▸ Set task
Report, as a bare number, how many lines hold "многобрачіи".

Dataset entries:
>>>>>

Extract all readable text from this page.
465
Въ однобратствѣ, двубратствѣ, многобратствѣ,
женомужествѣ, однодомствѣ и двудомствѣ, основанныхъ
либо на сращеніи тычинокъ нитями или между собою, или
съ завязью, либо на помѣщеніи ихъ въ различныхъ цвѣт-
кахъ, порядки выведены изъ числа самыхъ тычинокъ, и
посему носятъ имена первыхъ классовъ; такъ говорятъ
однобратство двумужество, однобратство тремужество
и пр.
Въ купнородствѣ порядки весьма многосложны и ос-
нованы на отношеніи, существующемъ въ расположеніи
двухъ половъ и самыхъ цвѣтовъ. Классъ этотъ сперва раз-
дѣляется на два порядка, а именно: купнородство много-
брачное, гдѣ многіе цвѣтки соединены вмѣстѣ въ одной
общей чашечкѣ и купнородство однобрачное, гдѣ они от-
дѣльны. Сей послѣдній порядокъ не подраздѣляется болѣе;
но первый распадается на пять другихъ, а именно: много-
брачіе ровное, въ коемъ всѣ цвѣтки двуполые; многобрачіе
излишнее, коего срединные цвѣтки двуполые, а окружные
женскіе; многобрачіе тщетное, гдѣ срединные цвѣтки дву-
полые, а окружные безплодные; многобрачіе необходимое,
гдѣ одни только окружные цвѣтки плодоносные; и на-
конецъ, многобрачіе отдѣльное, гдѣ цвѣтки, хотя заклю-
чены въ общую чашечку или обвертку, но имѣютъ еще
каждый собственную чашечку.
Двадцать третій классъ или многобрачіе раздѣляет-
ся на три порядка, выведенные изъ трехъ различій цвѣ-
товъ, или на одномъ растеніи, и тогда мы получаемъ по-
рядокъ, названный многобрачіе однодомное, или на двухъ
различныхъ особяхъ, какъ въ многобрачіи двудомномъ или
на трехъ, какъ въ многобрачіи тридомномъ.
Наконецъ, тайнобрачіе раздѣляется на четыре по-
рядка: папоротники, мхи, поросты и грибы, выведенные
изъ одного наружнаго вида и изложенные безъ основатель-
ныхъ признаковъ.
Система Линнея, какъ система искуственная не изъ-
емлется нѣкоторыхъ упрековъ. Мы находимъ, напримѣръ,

<<<<<

▸ Task output
2